• _Task_: Give the number of lines containing the word "autonomous" and nothing more.

-- START OF Supplied records --

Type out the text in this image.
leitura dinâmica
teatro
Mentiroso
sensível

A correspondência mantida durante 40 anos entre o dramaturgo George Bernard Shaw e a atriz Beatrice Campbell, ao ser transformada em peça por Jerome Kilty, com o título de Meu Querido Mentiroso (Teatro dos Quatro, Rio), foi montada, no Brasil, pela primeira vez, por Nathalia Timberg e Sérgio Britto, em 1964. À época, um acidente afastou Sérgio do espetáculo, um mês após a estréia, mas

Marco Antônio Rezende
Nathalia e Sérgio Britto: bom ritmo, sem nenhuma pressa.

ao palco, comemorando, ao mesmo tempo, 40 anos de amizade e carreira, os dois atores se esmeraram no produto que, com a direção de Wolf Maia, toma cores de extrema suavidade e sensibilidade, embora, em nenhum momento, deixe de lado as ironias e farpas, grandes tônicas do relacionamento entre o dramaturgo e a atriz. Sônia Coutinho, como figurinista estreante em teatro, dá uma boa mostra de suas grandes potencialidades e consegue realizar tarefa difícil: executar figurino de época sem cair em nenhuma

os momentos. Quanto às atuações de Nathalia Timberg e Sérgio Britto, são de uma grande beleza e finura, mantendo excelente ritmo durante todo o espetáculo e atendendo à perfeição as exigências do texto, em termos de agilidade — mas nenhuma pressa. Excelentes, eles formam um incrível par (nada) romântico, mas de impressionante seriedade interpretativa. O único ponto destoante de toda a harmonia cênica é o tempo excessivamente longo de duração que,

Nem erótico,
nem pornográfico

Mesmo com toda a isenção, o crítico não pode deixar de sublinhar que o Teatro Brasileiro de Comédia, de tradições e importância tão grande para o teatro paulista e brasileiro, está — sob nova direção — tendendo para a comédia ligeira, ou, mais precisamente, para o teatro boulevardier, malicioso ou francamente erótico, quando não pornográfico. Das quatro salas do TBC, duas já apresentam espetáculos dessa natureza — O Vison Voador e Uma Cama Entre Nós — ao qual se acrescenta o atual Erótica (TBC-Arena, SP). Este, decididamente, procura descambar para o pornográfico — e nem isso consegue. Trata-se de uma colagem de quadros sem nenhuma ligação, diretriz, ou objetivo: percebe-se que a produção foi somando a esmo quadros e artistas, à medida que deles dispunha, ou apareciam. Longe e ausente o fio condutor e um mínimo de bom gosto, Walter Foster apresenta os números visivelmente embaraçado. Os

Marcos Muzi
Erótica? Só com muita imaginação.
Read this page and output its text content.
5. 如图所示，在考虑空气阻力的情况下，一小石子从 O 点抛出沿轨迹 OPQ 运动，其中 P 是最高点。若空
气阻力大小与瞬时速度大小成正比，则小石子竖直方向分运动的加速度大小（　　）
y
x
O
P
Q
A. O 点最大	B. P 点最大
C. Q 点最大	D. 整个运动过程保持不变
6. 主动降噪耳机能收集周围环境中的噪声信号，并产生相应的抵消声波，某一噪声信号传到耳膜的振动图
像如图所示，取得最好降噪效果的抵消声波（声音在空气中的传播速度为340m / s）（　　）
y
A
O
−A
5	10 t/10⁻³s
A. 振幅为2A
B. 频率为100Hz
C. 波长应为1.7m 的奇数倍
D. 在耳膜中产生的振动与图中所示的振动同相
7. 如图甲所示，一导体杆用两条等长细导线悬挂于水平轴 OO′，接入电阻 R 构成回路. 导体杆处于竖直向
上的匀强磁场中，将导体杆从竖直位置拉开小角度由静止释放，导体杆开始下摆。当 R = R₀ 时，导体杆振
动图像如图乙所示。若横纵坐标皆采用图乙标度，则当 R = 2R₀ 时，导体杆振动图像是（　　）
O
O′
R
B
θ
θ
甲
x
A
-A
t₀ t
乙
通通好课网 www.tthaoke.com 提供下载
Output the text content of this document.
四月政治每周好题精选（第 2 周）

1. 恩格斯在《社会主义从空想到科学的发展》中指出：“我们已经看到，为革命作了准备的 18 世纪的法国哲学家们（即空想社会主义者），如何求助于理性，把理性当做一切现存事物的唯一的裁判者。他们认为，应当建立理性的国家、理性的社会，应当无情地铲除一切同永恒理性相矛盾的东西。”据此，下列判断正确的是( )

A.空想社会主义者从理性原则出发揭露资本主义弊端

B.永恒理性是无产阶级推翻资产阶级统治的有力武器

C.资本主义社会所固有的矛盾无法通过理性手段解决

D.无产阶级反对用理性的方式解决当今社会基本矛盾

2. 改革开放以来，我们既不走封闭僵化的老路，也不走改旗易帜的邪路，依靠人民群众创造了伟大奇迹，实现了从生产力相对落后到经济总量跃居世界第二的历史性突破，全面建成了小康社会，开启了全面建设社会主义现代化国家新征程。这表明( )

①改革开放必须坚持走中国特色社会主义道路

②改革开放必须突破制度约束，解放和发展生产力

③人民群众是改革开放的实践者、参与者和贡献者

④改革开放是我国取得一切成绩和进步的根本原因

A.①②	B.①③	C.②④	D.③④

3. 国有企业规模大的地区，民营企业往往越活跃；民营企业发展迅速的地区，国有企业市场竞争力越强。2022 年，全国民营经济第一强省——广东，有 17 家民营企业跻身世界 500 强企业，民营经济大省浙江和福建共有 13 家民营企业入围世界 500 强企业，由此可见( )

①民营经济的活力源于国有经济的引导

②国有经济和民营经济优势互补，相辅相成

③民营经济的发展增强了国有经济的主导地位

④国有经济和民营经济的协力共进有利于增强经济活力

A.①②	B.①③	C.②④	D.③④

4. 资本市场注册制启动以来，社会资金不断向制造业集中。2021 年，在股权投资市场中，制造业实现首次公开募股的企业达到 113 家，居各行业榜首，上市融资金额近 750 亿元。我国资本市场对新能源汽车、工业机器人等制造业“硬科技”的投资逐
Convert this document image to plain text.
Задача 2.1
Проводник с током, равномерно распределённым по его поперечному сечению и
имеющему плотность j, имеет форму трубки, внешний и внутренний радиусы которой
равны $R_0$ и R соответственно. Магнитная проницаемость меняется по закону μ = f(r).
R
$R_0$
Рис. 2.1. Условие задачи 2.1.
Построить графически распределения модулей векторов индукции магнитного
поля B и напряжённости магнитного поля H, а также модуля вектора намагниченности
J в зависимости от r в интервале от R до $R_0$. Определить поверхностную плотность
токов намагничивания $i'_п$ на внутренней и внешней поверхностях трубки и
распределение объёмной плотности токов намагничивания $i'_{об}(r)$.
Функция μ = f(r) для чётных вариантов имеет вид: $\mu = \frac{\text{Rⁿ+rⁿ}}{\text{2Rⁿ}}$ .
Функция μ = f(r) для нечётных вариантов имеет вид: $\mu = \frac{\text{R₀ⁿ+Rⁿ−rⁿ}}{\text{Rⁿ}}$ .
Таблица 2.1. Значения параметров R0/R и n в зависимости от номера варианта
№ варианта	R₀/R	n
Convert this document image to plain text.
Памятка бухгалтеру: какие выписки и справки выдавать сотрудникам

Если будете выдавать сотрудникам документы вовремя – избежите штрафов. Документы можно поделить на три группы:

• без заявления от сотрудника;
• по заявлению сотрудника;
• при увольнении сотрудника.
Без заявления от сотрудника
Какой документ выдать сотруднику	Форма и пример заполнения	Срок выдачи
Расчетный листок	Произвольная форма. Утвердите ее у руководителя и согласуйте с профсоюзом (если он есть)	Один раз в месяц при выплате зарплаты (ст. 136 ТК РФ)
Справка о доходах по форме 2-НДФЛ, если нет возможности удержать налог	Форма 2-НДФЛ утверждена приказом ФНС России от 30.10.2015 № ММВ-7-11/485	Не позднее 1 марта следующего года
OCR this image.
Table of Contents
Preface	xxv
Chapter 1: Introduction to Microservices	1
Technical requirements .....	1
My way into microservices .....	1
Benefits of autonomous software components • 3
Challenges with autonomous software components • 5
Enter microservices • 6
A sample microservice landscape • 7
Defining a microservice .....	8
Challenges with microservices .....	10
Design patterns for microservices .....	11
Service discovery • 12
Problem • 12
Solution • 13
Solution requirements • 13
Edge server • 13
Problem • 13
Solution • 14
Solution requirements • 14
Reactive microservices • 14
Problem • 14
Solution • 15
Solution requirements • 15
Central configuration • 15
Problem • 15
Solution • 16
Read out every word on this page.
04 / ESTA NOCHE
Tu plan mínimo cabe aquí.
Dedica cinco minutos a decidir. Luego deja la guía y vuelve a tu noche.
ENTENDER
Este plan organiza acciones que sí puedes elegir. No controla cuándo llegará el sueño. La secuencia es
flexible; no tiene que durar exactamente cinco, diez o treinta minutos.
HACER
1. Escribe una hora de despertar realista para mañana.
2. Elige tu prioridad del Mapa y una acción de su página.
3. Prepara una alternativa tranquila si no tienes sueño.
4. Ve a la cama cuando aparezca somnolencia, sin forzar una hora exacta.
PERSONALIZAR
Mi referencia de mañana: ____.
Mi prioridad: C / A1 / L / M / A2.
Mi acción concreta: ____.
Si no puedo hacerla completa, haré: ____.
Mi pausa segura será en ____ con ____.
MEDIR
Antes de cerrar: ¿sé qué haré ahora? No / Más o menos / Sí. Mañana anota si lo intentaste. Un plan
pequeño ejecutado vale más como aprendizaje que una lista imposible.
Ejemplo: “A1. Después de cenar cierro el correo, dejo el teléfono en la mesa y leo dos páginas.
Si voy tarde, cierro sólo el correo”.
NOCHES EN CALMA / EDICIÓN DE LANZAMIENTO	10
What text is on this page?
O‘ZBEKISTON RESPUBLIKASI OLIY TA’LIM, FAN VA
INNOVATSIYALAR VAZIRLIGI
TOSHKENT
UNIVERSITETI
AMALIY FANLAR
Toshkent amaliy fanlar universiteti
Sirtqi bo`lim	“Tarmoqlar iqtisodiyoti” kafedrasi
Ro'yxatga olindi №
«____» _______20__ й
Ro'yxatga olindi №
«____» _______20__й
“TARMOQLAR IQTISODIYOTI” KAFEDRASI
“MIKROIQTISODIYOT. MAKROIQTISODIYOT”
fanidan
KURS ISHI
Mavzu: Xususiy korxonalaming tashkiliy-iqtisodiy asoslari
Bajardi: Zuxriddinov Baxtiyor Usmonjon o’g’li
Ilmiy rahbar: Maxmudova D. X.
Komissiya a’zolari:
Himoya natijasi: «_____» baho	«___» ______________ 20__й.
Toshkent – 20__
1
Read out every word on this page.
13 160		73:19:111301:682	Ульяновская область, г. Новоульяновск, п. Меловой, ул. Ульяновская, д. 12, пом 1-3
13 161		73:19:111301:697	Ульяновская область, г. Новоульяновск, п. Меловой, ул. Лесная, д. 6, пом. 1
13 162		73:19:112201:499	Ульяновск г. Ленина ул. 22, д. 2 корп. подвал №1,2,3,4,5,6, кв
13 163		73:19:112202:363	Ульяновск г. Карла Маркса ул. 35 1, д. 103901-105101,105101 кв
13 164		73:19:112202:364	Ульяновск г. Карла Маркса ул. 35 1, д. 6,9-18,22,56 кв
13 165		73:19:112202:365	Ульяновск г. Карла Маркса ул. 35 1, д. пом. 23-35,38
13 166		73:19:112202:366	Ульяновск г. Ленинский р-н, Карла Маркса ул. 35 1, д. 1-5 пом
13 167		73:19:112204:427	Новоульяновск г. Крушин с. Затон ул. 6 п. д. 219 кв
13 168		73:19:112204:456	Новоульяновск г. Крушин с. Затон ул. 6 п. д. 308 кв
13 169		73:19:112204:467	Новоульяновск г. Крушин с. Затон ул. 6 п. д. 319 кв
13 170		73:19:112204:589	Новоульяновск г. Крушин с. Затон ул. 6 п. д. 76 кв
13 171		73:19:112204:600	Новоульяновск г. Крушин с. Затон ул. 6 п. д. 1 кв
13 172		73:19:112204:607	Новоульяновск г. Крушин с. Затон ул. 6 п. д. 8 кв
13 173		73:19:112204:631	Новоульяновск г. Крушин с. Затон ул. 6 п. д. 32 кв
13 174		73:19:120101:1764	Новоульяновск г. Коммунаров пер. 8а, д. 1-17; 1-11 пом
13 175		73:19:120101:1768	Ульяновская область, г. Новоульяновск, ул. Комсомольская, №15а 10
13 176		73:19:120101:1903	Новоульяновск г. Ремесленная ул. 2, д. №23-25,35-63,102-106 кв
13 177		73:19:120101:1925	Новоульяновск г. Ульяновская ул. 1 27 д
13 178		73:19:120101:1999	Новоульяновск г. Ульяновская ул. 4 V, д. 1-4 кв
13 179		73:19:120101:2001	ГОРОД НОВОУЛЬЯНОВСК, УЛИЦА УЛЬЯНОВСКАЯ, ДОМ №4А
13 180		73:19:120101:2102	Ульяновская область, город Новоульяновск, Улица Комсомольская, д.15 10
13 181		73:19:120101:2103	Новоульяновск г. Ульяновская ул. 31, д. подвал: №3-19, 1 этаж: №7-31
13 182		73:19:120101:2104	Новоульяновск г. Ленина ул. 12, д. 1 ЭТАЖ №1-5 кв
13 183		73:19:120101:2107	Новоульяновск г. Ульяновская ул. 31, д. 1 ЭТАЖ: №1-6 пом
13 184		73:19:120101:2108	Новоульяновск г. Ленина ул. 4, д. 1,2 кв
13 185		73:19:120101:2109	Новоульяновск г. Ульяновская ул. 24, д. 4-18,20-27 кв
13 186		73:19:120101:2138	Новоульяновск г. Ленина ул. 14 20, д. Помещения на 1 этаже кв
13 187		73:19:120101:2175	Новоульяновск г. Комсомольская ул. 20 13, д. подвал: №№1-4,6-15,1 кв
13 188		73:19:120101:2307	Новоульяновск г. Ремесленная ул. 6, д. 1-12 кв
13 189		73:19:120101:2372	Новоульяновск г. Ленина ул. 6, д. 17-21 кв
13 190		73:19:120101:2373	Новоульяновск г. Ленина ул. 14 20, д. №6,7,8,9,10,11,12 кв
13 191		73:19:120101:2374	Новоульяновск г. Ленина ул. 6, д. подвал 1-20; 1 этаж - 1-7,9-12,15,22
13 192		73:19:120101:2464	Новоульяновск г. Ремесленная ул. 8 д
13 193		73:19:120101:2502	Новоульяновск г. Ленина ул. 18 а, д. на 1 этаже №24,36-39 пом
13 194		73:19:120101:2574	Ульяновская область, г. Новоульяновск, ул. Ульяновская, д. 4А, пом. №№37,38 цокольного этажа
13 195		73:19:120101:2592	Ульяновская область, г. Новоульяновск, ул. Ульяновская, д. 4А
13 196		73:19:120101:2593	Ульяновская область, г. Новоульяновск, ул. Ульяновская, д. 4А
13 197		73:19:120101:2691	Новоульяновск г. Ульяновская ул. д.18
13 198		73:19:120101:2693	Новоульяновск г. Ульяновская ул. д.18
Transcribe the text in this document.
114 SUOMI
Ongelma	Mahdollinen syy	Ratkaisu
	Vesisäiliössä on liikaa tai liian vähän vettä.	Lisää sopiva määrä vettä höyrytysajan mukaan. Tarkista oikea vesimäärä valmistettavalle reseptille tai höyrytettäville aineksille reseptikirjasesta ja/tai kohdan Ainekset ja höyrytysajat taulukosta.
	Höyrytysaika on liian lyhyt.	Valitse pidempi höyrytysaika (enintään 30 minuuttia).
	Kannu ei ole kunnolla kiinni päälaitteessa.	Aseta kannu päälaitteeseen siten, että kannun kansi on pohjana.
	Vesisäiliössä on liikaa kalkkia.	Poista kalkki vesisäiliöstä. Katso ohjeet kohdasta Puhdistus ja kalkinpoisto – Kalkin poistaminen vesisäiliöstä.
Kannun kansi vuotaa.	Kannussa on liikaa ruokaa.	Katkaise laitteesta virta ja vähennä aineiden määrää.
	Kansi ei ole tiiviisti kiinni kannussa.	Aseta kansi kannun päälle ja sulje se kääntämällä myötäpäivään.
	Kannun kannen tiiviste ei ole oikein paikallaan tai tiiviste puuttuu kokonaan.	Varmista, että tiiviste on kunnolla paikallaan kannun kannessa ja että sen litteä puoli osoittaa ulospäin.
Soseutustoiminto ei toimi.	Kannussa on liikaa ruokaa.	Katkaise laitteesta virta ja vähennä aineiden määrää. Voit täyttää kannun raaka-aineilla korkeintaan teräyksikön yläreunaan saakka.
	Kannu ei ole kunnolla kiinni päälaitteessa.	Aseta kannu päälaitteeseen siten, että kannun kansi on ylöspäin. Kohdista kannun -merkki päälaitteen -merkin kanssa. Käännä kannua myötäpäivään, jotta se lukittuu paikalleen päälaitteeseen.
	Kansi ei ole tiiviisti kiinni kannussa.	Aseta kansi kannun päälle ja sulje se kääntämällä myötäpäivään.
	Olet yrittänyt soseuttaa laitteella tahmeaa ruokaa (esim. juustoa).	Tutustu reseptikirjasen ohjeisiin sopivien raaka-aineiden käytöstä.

-- END OF Supplied records --

• _Response_: 2